_Short exercise_.
Repeat the listing that follows, character for character, minus the pictures.

#### Data to use

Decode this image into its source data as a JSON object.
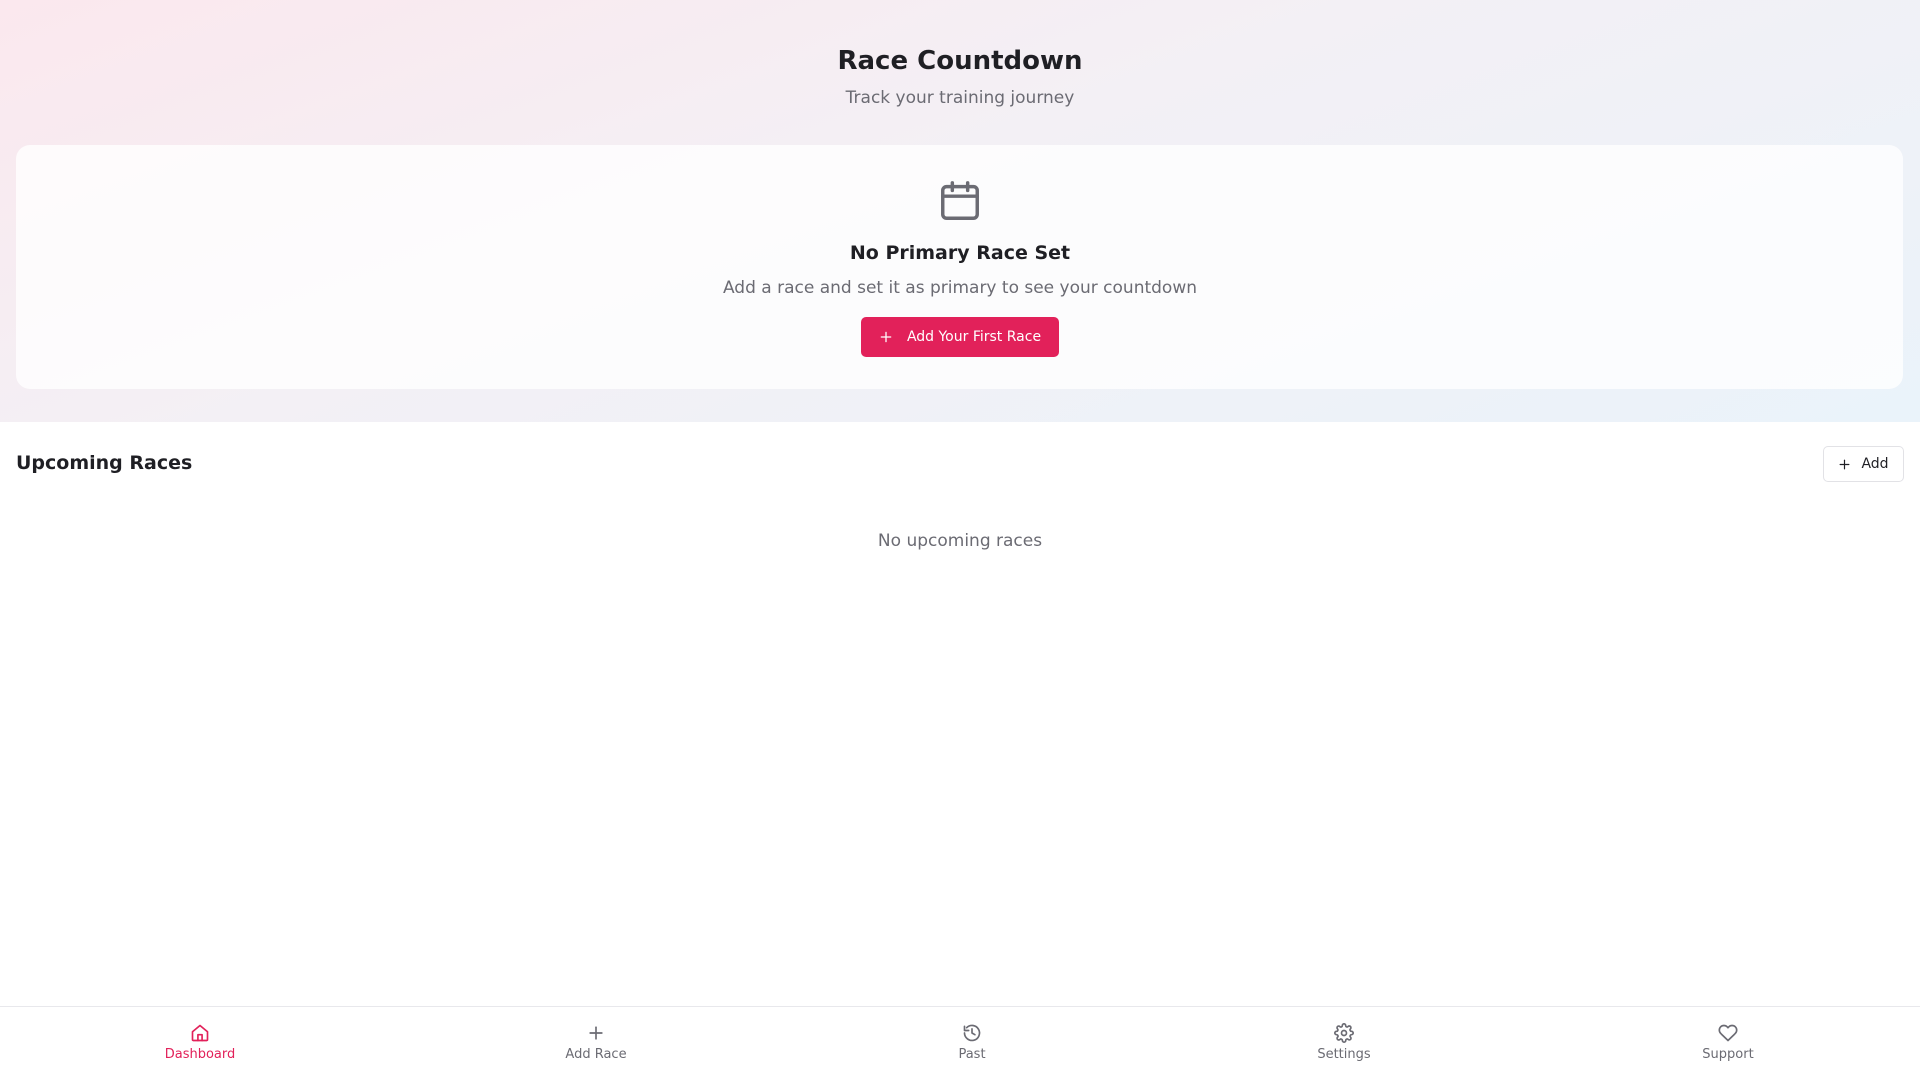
{
  "header": {
    "title": "Race Countdown",
    "subtitle": "Track your training journey"
  },
  "primary_race_card": {
    "icon": "calendar-icon",
    "title": "No Primary Race Set",
    "description": "Add a race and set it as primary to see your countdown",
    "button_label": "Add Your First Race"
  },
  "upcoming": {
    "title": "Upcoming Races",
    "add_label": "Add",
    "empty_text": "No upcoming races"
  },
  "bottom_nav": {
    "items": [
      {
        "label": "Dashboard",
        "icon": "home-icon",
        "active": true
      },
      {
        "label": "Add Race",
        "icon": "plus-icon",
        "active": false
      },
      {
        "label": "Past",
        "icon": "history-icon",
        "active": false
      },
      {
        "label": "Settings",
        "icon": "gear-icon",
        "active": false
      },
      {
        "label": "Support",
        "icon": "heart-icon",
        "active": false
      }
    ]
  },
  "colors": {
    "accent": "#e2215a",
    "muted_text": "#6b6b73",
    "heading_text": "#1f1f24"
  }
}
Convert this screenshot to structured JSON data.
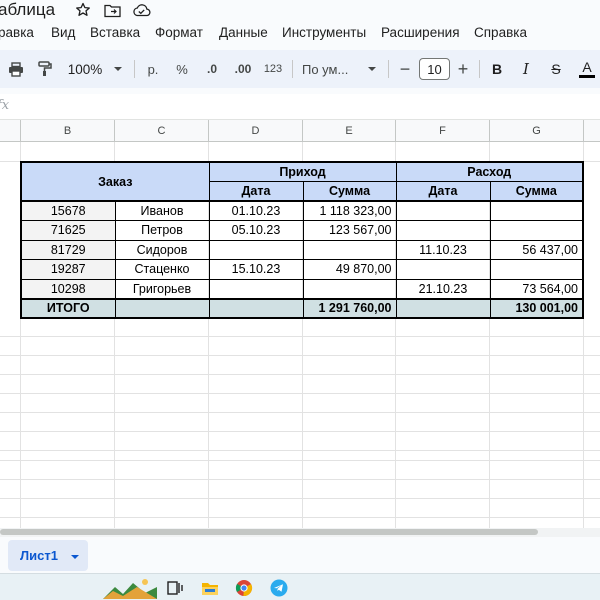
{
  "window": {
    "title": "аблица"
  },
  "menu": {
    "items": [
      "равка",
      "Вид",
      "Вставка",
      "Формат",
      "Данные",
      "Инструменты",
      "Расширения",
      "Справка"
    ]
  },
  "toolbar": {
    "zoom": "100%",
    "currency": "р.",
    "percent": "%",
    "decrease_decimals": ".0",
    "increase_decimals": ".00",
    "number_format": "123",
    "font_name": "По ум...",
    "font_size": "10",
    "bold": "B",
    "italic": "I",
    "strike": "S",
    "text_color": "A",
    "minus": "−",
    "plus": "+"
  },
  "formula_bar": {
    "fx": "fx",
    "value": ""
  },
  "columns": [
    "B",
    "C",
    "D",
    "E",
    "F",
    "G"
  ],
  "table": {
    "group_order": "Заказ",
    "group_income": "Приход",
    "group_expense": "Расход",
    "sub_date": "Дата",
    "sub_sum": "Сумма",
    "rows": [
      {
        "id": "15678",
        "name": "Иванов",
        "in_date": "01.10.23",
        "in_sum": "1 118 323,00",
        "out_date": "",
        "out_sum": ""
      },
      {
        "id": "71625",
        "name": "Петров",
        "in_date": "05.10.23",
        "in_sum": "123 567,00",
        "out_date": "",
        "out_sum": ""
      },
      {
        "id": "81729",
        "name": "Сидоров",
        "in_date": "",
        "in_sum": "",
        "out_date": "11.10.23",
        "out_sum": "56 437,00"
      },
      {
        "id": "19287",
        "name": "Стаценко",
        "in_date": "15.10.23",
        "in_sum": "49 870,00",
        "out_date": "",
        "out_sum": ""
      },
      {
        "id": "10298",
        "name": "Григорьев",
        "in_date": "",
        "in_sum": "",
        "out_date": "21.10.23",
        "out_sum": "73 564,00"
      }
    ],
    "total": {
      "label": "ИТОГО",
      "in_sum": "1 291 760,00",
      "out_sum": "130 001,00"
    }
  },
  "sheets": {
    "active": "Лист1"
  },
  "colors": {
    "header_fill": "#c9daf8",
    "total_fill": "#d0e0e3",
    "toolbar_bg": "#edf2fa",
    "tab_accent": "#0b57d0"
  }
}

########

_Output for this exercise_.
Decode this image into its source data as a JSON object.
{
  "header": {
    "title": "Race Countdown",
    "subtitle": "Track your training journey"
  },
  "primary_race_card": {
    "icon": "calendar-icon",
    "title": "No Primary Race Set",
    "description": "Add a race and set it as primary to see your countdown",
    "button_label": "Add Your First Race"
  },
  "upcoming": {
    "title": "Upcoming Races",
    "add_label": "Add",
    "empty_text": "No upcoming races"
  },
  "bottom_nav": {
    "items": [
      {
        "label": "Dashboard",
        "icon": "home-icon",
        "active": true
      },
      {
        "label": "Add Race",
        "icon": "plus-icon",
        "active": false
      },
      {
        "label": "Past",
        "icon": "history-icon",
        "active": false
      },
      {
        "label": "Settings",
        "icon": "gear-icon",
        "active": false
      },
      {
        "label": "Support",
        "icon": "heart-icon",
        "active": false
      }
    ]
  },
  "colors": {
    "accent": "#e2215a",
    "muted_text": "#6b6b73",
    "heading_text": "#1f1f24"
  }
}
Convert this screenshot to structured JSON data.
{
  "window": {
    "title": "аблица"
  },
  "menu": {
    "items": [
      "равка",
      "Вид",
      "Вставка",
      "Формат",
      "Данные",
      "Инструменты",
      "Расширения",
      "Справка"
    ]
  },
  "toolbar": {
    "zoom": "100%",
    "currency": "р.",
    "percent": "%",
    "decrease_decimals": ".0",
    "increase_decimals": ".00",
    "number_format": "123",
    "font_name": "По ум...",
    "font_size": "10",
    "bold": "B",
    "italic": "I",
    "strike": "S",
    "text_color": "A",
    "minus": "−",
    "plus": "+"
  },
  "formula_bar": {
    "fx": "fx",
    "value": ""
  },
  "columns": [
    "B",
    "C",
    "D",
    "E",
    "F",
    "G"
  ],
  "table": {
    "group_order": "Заказ",
    "group_income": "Приход",
    "group_expense": "Расход",
    "sub_date": "Дата",
    "sub_sum": "Сумма",
    "rows": [
      {
        "id": "15678",
        "name": "Иванов",
        "in_date": "01.10.23",
        "in_sum": "1 118 323,00",
        "out_date": "",
        "out_sum": ""
      },
      {
        "id": "71625",
        "name": "Петров",
        "in_date": "05.10.23",
        "in_sum": "123 567,00",
        "out_date": "",
        "out_sum": ""
      },
      {
        "id": "81729",
        "name": "Сидоров",
        "in_date": "",
        "in_sum": "",
        "out_date": "11.10.23",
        "out_sum": "56 437,00"
      },
      {
        "id": "19287",
        "name": "Стаценко",
        "in_date": "15.10.23",
        "in_sum": "49 870,00",
        "out_date": "",
        "out_sum": ""
      },
      {
        "id": "10298",
        "name": "Григорьев",
        "in_date": "",
        "in_sum": "",
        "out_date": "21.10.23",
        "out_sum": "73 564,00"
      }
    ],
    "total": {
      "label": "ИТОГО",
      "in_sum": "1 291 760,00",
      "out_sum": "130 001,00"
    }
  },
  "sheets": {
    "active": "Лист1"
  },
  "colors": {
    "header_fill": "#c9daf8",
    "total_fill": "#d0e0e3",
    "toolbar_bg": "#edf2fa",
    "tab_accent": "#0b57d0"
  }
}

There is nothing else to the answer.